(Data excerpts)

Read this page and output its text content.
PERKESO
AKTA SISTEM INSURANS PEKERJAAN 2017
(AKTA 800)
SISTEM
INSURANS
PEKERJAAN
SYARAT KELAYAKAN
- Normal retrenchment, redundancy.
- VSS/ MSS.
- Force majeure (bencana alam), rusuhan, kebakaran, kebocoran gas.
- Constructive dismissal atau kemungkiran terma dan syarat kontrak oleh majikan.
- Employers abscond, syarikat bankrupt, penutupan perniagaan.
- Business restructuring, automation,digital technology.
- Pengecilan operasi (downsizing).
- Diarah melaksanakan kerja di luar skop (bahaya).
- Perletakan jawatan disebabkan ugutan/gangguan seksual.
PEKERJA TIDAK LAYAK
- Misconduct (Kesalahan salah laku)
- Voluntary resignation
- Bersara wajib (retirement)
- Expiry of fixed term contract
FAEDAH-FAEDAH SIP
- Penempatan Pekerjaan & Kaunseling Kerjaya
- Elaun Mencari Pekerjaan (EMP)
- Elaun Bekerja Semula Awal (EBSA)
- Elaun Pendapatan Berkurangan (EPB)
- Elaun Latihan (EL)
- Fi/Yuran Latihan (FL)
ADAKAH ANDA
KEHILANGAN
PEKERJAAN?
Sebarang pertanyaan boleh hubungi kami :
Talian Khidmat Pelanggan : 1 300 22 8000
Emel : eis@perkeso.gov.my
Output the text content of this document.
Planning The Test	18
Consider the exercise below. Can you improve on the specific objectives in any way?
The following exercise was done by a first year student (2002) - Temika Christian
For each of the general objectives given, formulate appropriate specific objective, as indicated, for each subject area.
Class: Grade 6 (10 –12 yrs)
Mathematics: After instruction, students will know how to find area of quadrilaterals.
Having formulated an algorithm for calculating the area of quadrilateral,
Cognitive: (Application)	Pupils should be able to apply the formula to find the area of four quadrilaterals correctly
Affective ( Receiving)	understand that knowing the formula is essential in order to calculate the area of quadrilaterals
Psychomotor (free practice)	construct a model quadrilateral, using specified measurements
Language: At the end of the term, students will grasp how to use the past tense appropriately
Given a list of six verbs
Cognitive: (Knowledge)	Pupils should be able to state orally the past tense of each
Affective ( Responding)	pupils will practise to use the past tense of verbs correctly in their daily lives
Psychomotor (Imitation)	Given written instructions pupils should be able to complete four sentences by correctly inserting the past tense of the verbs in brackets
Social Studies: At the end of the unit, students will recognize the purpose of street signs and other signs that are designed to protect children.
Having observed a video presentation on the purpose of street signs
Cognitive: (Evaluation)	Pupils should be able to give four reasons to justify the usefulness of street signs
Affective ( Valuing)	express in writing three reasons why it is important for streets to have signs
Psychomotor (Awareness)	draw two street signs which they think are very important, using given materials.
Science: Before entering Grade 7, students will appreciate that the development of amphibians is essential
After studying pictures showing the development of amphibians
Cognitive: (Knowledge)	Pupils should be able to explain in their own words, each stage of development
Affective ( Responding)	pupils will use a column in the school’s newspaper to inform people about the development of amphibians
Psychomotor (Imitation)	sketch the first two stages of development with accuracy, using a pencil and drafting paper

Stated exercise: Of all the lines above, how many contain "their"? Give the number and nothing more.

Complete answer: 2